EXERCISE REQUIREMENTS »
• a. Summarize the review of Arturo Escobar's book in two sentences.
• b. In the review of Escobar's book, which work by Edward Said does Escobar compare his conception of development to?
• c. Pick up the review of Escobar's "Encountering Development" after its final sentence and carry it forward.

PAGE »
================================
A Book Review: Arturo Escobar, "Encountering Development: The Making and Unmaking of the Third World "

PRINCETON STUDIES IN CULTURE/POWER/HISTORY 




Arturo Escobar
Encountering Development: The Making and Unmaking of the Third World

CHAPTER 1 Introduction: Development and the Anthropology of Modernity 3
CHAPTER 2 The Problematization of Poverty: The Tale of Three Worlds and Development 21
CHAPTER 3 Economics and the Space of Development: Tales of Growth and Capital 55
CHAPTER 4 The Dispersion of Power: Tales of Food and Hunger 102
CHAPTER 5 Power and Visibility: Tales of Peasants, Women, and the Environment 154
CHAPTER 6 Conclusion: Imagining a Postdevelopment Era 212

Review 
            An 'encounter' with Escobar's book begins with his intention to rethink the entire notion of development by approaching the subject via deconstruction, prejudicial detachment, and the contextualization of development as a hegemonic all-encompassing cultural space. Relying heavily on “Foucault’s work on the dynamics of discourse and power in the representation of social reality,” Escobar compares his conception of development as a historically produced discourse to Edward Said’s groundbreaking work on “Orientalism.”
================================
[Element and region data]

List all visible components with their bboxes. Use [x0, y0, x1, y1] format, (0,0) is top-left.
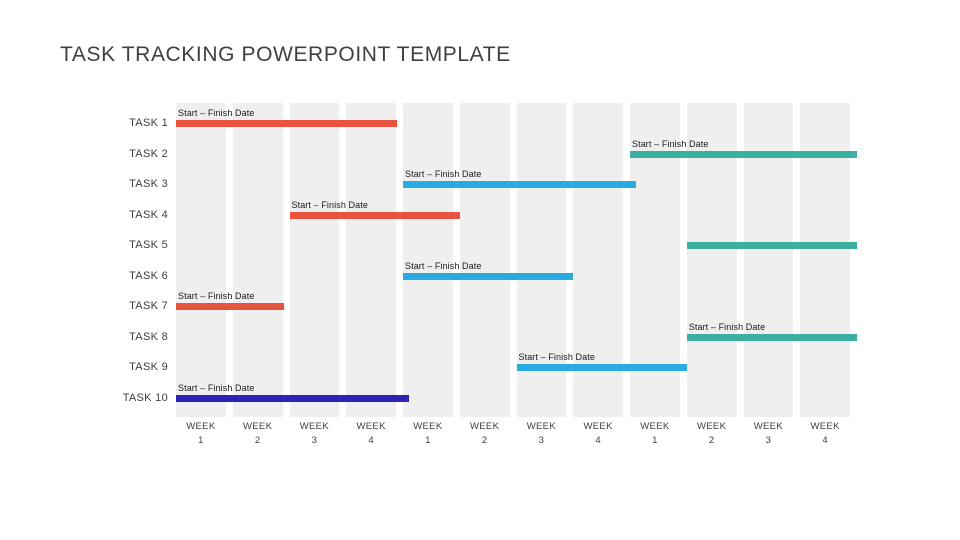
week-axis-tick-number: 3 — [765, 435, 772, 446]
gantt-bar-caption: Start – Finish Date — [178, 108, 255, 118]
gantt-bar-caption: Start – Finish Date — [291, 199, 368, 210]
week-axis-tick: WEEK 4 — [800, 420, 850, 448]
week-axis-tick-number: 1 — [425, 435, 431, 446]
gantt-bar[interactable] — [686, 333, 857, 341]
week-axis-tick-number: 4 — [368, 435, 374, 446]
gantt-bar[interactable] — [176, 303, 284, 310]
week-axis-tick: WEEK 1 — [403, 420, 453, 448]
week-axis-tick: WEEK 3 — [517, 420, 567, 448]
week-axis-tick-name: WEEK — [186, 421, 216, 432]
week-axis-tick-name: WEEK — [753, 421, 783, 432]
week-axis-tick-name: WEEK — [697, 421, 727, 432]
week-axis-tick-name: WEEK — [583, 421, 613, 432]
week-axis-tick-name: WEEK — [413, 421, 443, 432]
week-axis-tick-number: 4 — [822, 435, 828, 446]
week-axis-tick-name: WEEK — [470, 421, 500, 432]
gantt-bar[interactable] — [176, 394, 409, 402]
gantt-bar-caption: Start – Finish Date — [178, 382, 255, 393]
gantt-bar-caption: Start – Finish Date — [405, 169, 482, 179]
week-axis-tick-name: WEEK — [356, 421, 386, 432]
week-axis-tick-number: 2 — [481, 435, 488, 446]
week-axis-tick: WEEK 2 — [687, 420, 737, 448]
week-axis-tick-name: WEEK — [243, 421, 273, 432]
week-axis-tick: WEEK 3 — [744, 420, 794, 448]
gantt-bar[interactable] — [176, 120, 398, 127]
week-axis-tick-number: 4 — [595, 435, 601, 446]
week-axis-tick: WEEK 1 — [630, 420, 680, 448]
gantt-bar[interactable] — [403, 181, 636, 188]
gantt-bar-caption: Start – Finish Date — [405, 260, 482, 271]
gantt-chart: TASK 1 TASK 2 TASK 3 TASK 4 TASK 5 TASK 6 TASK… — [0, 0, 960, 540]
gantt-bar[interactable] — [403, 272, 574, 280]
week-axis-tick: WEEK 4 — [346, 420, 396, 448]
gantt-bar[interactable] — [686, 242, 857, 249]
week-axis-tick-number: 1 — [652, 435, 658, 446]
gantt-bar[interactable] — [516, 364, 687, 371]
week-axis-tick: WEEK 3 — [290, 420, 340, 448]
gantt-bar[interactable] — [289, 211, 460, 219]
week-axis-tick-name: WEEK — [526, 421, 556, 432]
week-axis-tick-name: WEEK — [810, 421, 840, 432]
week-axis-tick: WEEK 4 — [573, 420, 623, 448]
week-axis-tick-number: 3 — [311, 435, 318, 446]
gantt-bar-caption: Start – Finish Date — [632, 138, 709, 149]
week-axis-tick: WEEK 1 — [176, 420, 226, 448]
slide-canvas: TASK TRACKING POWERPOINT TEMPLATE TASK 1… — [0, 0, 960, 540]
gantt-bar[interactable] — [630, 150, 857, 158]
week-axis-tick: WEEK 2 — [233, 420, 283, 448]
week-axis-tick-number: 2 — [708, 435, 715, 446]
gantt-bar-caption: Start – Finish Date — [688, 321, 766, 332]
week-axis-tick-name: WEEK — [299, 421, 329, 432]
week-axis-tick-number: 3 — [538, 435, 545, 446]
gantt-bar-caption: Start – Finish Date — [518, 352, 595, 362]
week-axis-tick-number: 2 — [254, 435, 261, 446]
week-axis: WEEK 1 WEEK 2 WEEK 3 WEEK 4 WEEK 1 WEEK 2 WEEK 3 WEEK 4… — [176, 420, 857, 464]
week-axis-tick-name: WEEK — [640, 421, 670, 432]
week-axis-tick: WEEK 2 — [460, 420, 510, 448]
gantt-bar-caption: Start – Finish Date — [178, 291, 255, 301]
week-axis-tick-number: 1 — [198, 435, 204, 446]
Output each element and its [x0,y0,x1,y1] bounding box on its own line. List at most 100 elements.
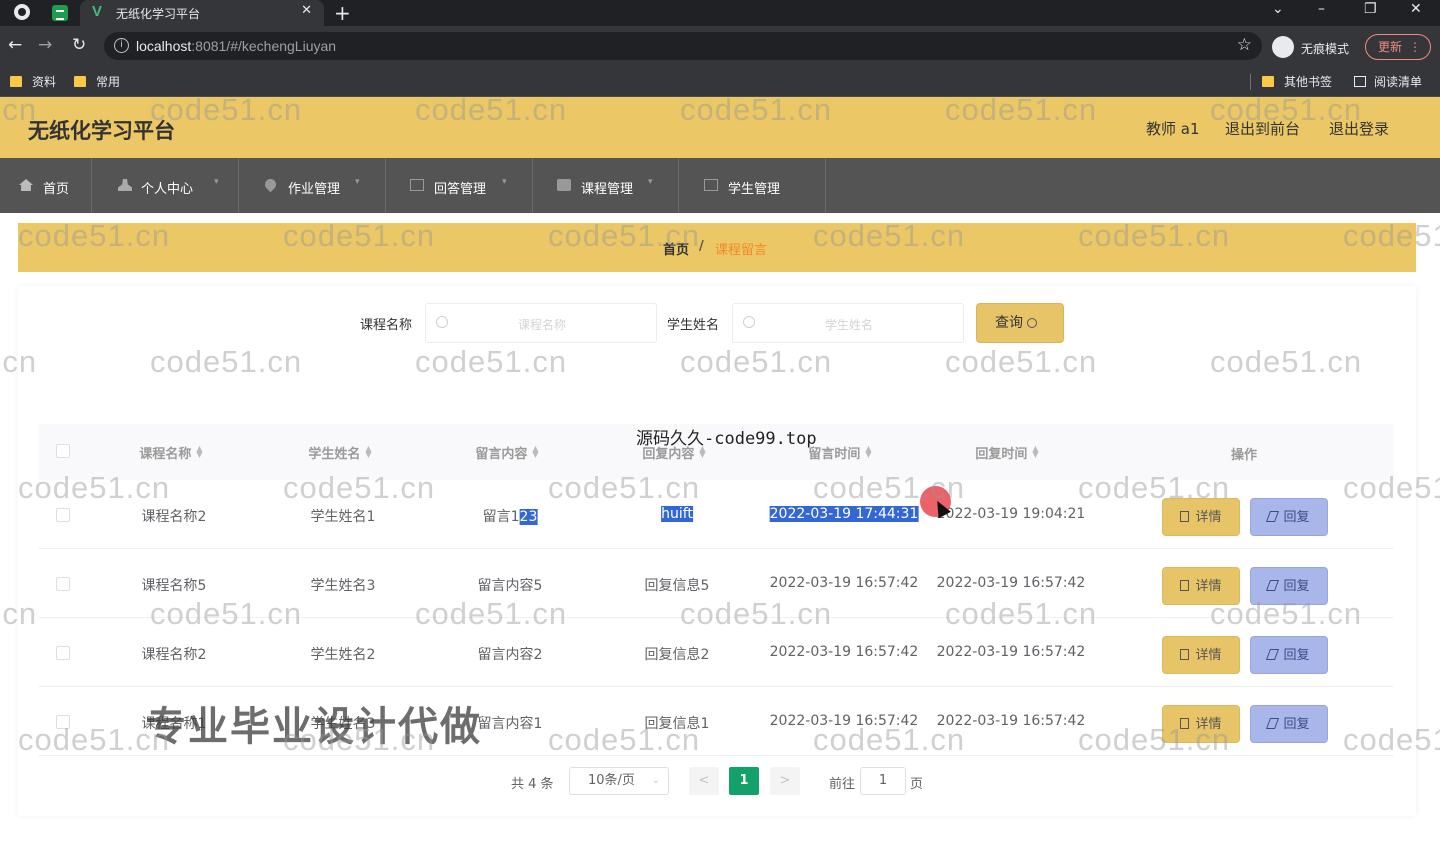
column-header-student[interactable]: 学生姓名▲▼ [308,443,371,462]
table-row: 课程名称5 学生姓名3 留言内容5 回复信息5 2022-03-19 16:57… [38,549,1394,618]
column-header-course[interactable]: 课程名称▲▼ [139,443,202,462]
nav-label: 回答管理 [434,178,486,197]
logout-link[interactable]: 退出登录 [1329,118,1389,139]
next-page-button[interactable]: > [770,767,800,795]
bookmark-other[interactable]: 其他书签 [1262,73,1332,90]
forward-arrow-icon[interactable]: → [38,36,52,54]
browser-tab-active[interactable]: V 无纸化学习平台 ✕ [80,0,324,26]
student-name-input[interactable]: 学生姓名 [732,303,964,343]
address-bar-row: ← → ↻ i localhost:8081/#/kechengLiuyan ☆… [0,26,1440,66]
row-checkbox[interactable] [56,508,70,522]
detail-button[interactable]: 详情 [1162,705,1240,743]
student-name-placeholder: 学生姓名 [733,316,965,333]
page-unit-label: 页 [910,773,923,792]
nav-item-courses[interactable]: 课程管理 ▾ [533,158,679,213]
front-link[interactable]: 退出到前台 [1225,118,1300,139]
globe-icon[interactable] [14,4,30,20]
cell-student: 学生姓名3 [311,575,376,595]
nav-item-homework[interactable]: 作业管理 ▾ [239,158,386,213]
detail-button[interactable]: 详情 [1162,636,1240,674]
column-header-message[interactable]: 留言内容▲▼ [475,443,538,462]
vue-logo-icon: V [92,3,102,20]
query-button[interactable]: 查询 [976,303,1064,343]
nav-label: 学生管理 [728,178,780,197]
breadcrumb-home[interactable]: 首页 [663,239,689,258]
select-all-checkbox[interactable] [56,444,70,458]
nav-label: 首页 [43,178,69,197]
reading-list[interactable]: 阅读清单 [1354,73,1422,90]
column-header-reply-time[interactable]: 回复时间▲▼ [975,443,1038,462]
goto-page-input[interactable]: 1 [860,767,906,795]
bookmarks-divider [1250,74,1251,90]
nav-label: 课程管理 [581,178,633,197]
user-label: 教师 a1 [1146,118,1200,139]
nav-item-home[interactable]: 首页 [0,158,92,213]
pencil-icon [1266,580,1279,591]
bookmark-folder-changyong[interactable]: 常用 [74,73,120,90]
incognito-label[interactable]: 无痕模式 [1301,40,1349,57]
site-title: 无纸化学习平台 [28,115,175,145]
nav-label: 个人中心 [141,178,193,197]
back-arrow-icon[interactable]: ← [8,36,22,54]
cell-message-time: 2022-03-19 16:57:42 [770,713,919,729]
course-name-placeholder: 课程名称 [426,316,658,333]
detail-button[interactable]: 详情 [1162,567,1240,605]
course-name-input[interactable]: 课程名称 [425,303,657,343]
more-menu-icon: ⋮ [1409,35,1421,59]
sort-icon: ▲▼ [196,446,202,458]
update-button[interactable]: 更新⋮ [1365,34,1431,60]
restore-icon[interactable]: ❐ [1364,1,1377,17]
document-icon [1180,649,1189,660]
tab-close-icon[interactable]: ✕ [301,3,312,18]
cell-message: 留言内容2 [478,644,543,664]
cell-student: 学生姓名2 [311,644,376,664]
document-icon [1180,580,1189,591]
column-header-actions: 操作 [1231,444,1257,463]
minimize-icon[interactable]: – [1318,1,1325,17]
bookmark-star-icon[interactable]: ☆ [1237,35,1252,55]
incognito-icon[interactable] [1272,36,1294,58]
sort-icon: ▲▼ [532,446,538,458]
page-size-select[interactable]: 10条/页⌄ [569,767,669,795]
reply-button[interactable]: 回复 [1250,498,1328,536]
nav-item-profile[interactable]: 个人中心 ▾ [92,158,239,213]
tab-search-chevron-icon[interactable]: ⌄ [1272,1,1284,17]
cell-reply-time: 2022-03-19 16:57:42 [937,713,1086,729]
breadcrumb-current: 课程留言 [715,239,767,258]
nav-item-students[interactable]: 学生管理 [679,158,826,213]
cell-message: 留言内容1 [478,713,543,733]
nav-item-answers[interactable]: 回答管理 ▾ [386,158,533,213]
course-name-label: 课程名称 [360,314,412,333]
window-close-icon[interactable]: ✕ [1410,1,1422,17]
cell-reply-time: 2022-03-19 16:57:42 [937,575,1086,591]
folder-icon [1262,76,1274,87]
row-checkbox[interactable] [56,646,70,660]
row-checkbox[interactable] [56,577,70,591]
search-icon [1027,318,1037,328]
chevron-down-icon: ▾ [355,177,360,187]
tab-title: 无纸化学习平台 [116,5,200,22]
new-tab-icon[interactable]: + [334,1,351,25]
browser-tab-strip: V 无纸化学习平台 ✕ + ⌄ – ❐ ✕ [0,0,1440,26]
pinned-tab-icon[interactable] [52,5,68,21]
chevron-down-icon: ▾ [214,177,219,187]
edit-icon [704,179,718,191]
info-icon[interactable]: i [114,38,129,53]
reply-button[interactable]: 回复 [1250,567,1328,605]
row-checkbox[interactable] [56,715,70,729]
document-icon [1180,718,1189,729]
prev-page-button[interactable]: < [689,767,719,795]
reload-icon[interactable]: ↻ [72,36,86,54]
detail-button[interactable]: 详情 [1162,498,1240,536]
omnibox[interactable]: i localhost:8081/#/kechengLiuyan ☆ [104,32,1262,60]
url-text[interactable]: localhost:8081/#/kechengLiuyan [136,38,336,54]
bookmark-folder-ziliao[interactable]: 资料 [10,73,56,90]
reply-button[interactable]: 回复 [1250,705,1328,743]
folder-icon [74,76,86,87]
reply-button[interactable]: 回复 [1250,636,1328,674]
cell-message-time: 2022-03-19 16:57:42 [770,575,919,591]
current-page-button[interactable]: 1 [729,767,759,795]
column-header-message-time[interactable]: 留言时间▲▼ [808,443,871,462]
mail-icon [410,179,424,191]
user-icon [118,179,132,191]
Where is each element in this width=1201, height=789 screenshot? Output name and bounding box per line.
================================
EXERCISE RESPONSES »
• a. The review lists the six chapters of Arturo Escobar's "Encountering Development: The Making and Unmaking of the Third World," from an introduction on development and the anthropology of modernity to a conclusion on imagining a postdevelopment era. It then says Escobar aims to rethink development through deconstruction, prejudicial detachment, and treating development as a hegemonic, all-encompassing cultural space, relying heavily on Foucault and comparing his view of development as a historically produced discourse to Edward Said's work on "Orientalism."

• b. Escobar compares it to Edward Said's work on "Orientalism."

• c.
            The author proposes that “The West’s” inherently paternalistic and ethnocentric domain of thought and action, a discursive regime, should be defined by the interplay amongst its three axes:

“the forms of knowledge that refer to it and through which it comes into being…objects, concepts, theories and the like; the system of power that regulates its practice; and the forms of subjectivity fostered by this discourse.”


His thesis seeks to move beyond the concept of development as arisen through this regime of order and truth (a quintessential aspect of modernity) and provide a foundational query for the emerging theory of post-development. This task is begun by attacking the representative traditions of late-modernity, places of encounter where identities are constructed; wherein the “Third World” and its people “exist ‘out there,’ to be known through theories and intervened upon from the outside. 
            Escobar’s book does take on a range of heavily nuanced and often embedded issues. Also, broadly speaking, the deployment of a development discourse in a world system in which “The West” has a certain dominance over the Third World is central to understanding the profound political, economic and cultural effects that have to be explored. As the discourse was constructed under this unequal exchange of power, it has come to be seen by Escobar as “the ultimate colonial move.”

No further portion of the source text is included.